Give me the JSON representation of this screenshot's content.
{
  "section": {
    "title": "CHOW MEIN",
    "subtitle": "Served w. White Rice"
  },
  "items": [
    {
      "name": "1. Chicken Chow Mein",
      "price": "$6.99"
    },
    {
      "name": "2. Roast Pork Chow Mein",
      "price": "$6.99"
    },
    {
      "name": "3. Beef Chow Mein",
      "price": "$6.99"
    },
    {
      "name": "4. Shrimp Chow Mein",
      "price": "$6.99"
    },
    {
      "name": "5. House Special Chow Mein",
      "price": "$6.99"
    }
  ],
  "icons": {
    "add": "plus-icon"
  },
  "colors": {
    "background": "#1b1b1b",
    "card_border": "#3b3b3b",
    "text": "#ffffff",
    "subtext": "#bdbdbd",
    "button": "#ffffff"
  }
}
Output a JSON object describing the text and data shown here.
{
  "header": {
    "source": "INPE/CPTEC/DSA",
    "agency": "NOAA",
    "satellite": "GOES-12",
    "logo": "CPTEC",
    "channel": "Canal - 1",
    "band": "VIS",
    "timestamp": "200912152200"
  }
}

- - -

- [Task statement]
Copy all the lines, exactly.

- [Exercise response]
Give me the JSON representation of this screenshot's content.
{
  "section": {
    "title": "CHOW MEIN",
    "subtitle": "Served w. White Rice"
  },
  "items": [
    {
      "name": "1. Chicken Chow Mein",
      "price": "$6.99"
    },
    {
      "name": "2. Roast Pork Chow Mein",
      "price": "$6.99"
    },
    {
      "name": "3. Beef Chow Mein",
      "price": "$6.99"
    },
    {
      "name": "4. Shrimp Chow Mein",
      "price": "$6.99"
    },
    {
      "name": "5. House Special Chow Mein",
      "price": "$6.99"
    }
  ],
  "icons": {
    "add": "plus-icon"
  },
  "colors": {
    "background": "#1b1b1b",
    "card_border": "#3b3b3b",
    "text": "#ffffff",
    "subtext": "#bdbdbd",
    "button": "#ffffff"
  }
}
Output a JSON object describing the text and data shown here.
{
  "header": {
    "source": "INPE/CPTEC/DSA",
    "agency": "NOAA",
    "satellite": "GOES-12",
    "logo": "CPTEC",
    "channel": "Canal - 1",
    "band": "VIS",
    "timestamp": "200912152200"
  }
}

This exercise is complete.